Directions for this task:
Return each line of the listing that contains the string "time".

Source data:
<<<<
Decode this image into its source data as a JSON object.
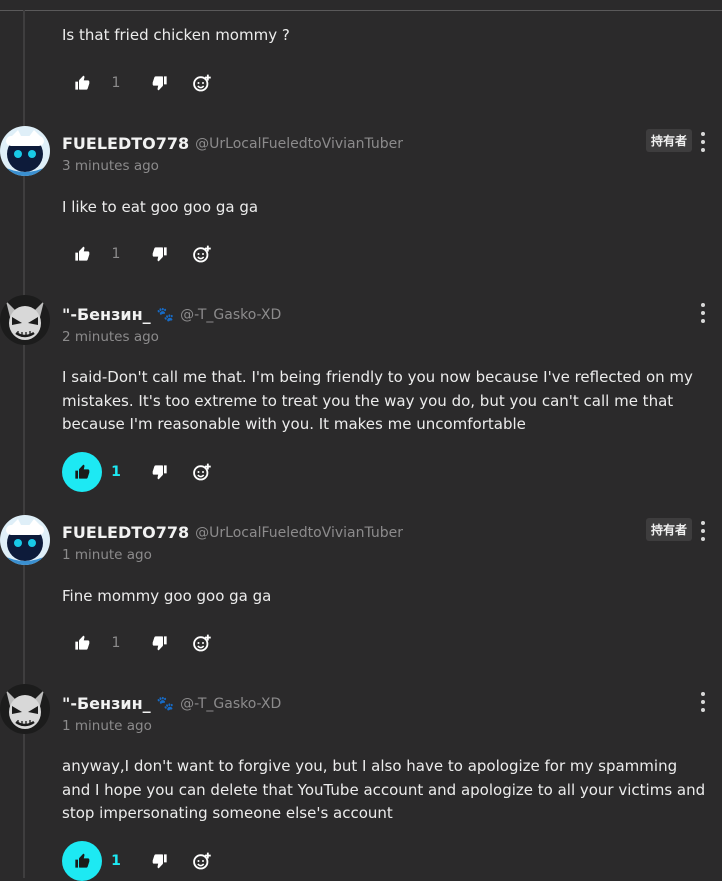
{
  "first_comment": {
    "text": "Is that fried chicken mommy ?",
    "likes": "1"
  },
  "comments": [
    {
      "author": "FUELEDTO778",
      "handle": "@UrLocalFueledtoVivianTuber",
      "time": "3 minutes ago",
      "badge": "持有者",
      "text": "I like to eat goo goo ga ga",
      "likes": "1",
      "liked": false,
      "avatar": "cat-avatar"
    },
    {
      "author": "\"-Бензин_",
      "handle": "@-T_Gasko-XD",
      "time": "2 minutes ago",
      "text": "I said-Don't call me that. I'm being friendly to you now because I've reflected on my mistakes. It's too extreme to treat you the way you do, but you can't call me that because I'm reasonable with you. It makes me uncomfortable",
      "likes": "1",
      "liked": true,
      "avatar": "mask-avatar"
    },
    {
      "author": "FUELEDTO778",
      "handle": "@UrLocalFueledtoVivianTuber",
      "time": "1 minute ago",
      "badge": "持有者",
      "text": "Fine mommy goo goo ga ga",
      "likes": "1",
      "liked": false,
      "avatar": "cat-avatar"
    },
    {
      "author": "\"-Бензин_",
      "handle": "@-T_Gasko-XD",
      "time": "1 minute ago",
      "text": "anyway,I don't want to forgive you, but I also have to apologize for my spamming and I hope you can delete that YouTube account and apologize to all your victims and stop impersonating someone else's account",
      "likes": "1",
      "liked": true,
      "avatar": "mask-avatar"
    }
  ],
  "colors": {
    "background": "#2b2a2b",
    "accent_like": "#1de9f3",
    "muted_text": "#8c8b8c"
  },
  "icons": [
    "thumbs-up-icon",
    "thumbs-down-icon",
    "reply-icon",
    "more-options-icon",
    "paw-icon"
  ]
}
>>>>
Correct result:
      "time": "3 minutes ago",
      "time": "2 minutes ago",
      "time": "1 minute ago",
      "time": "1 minute ago",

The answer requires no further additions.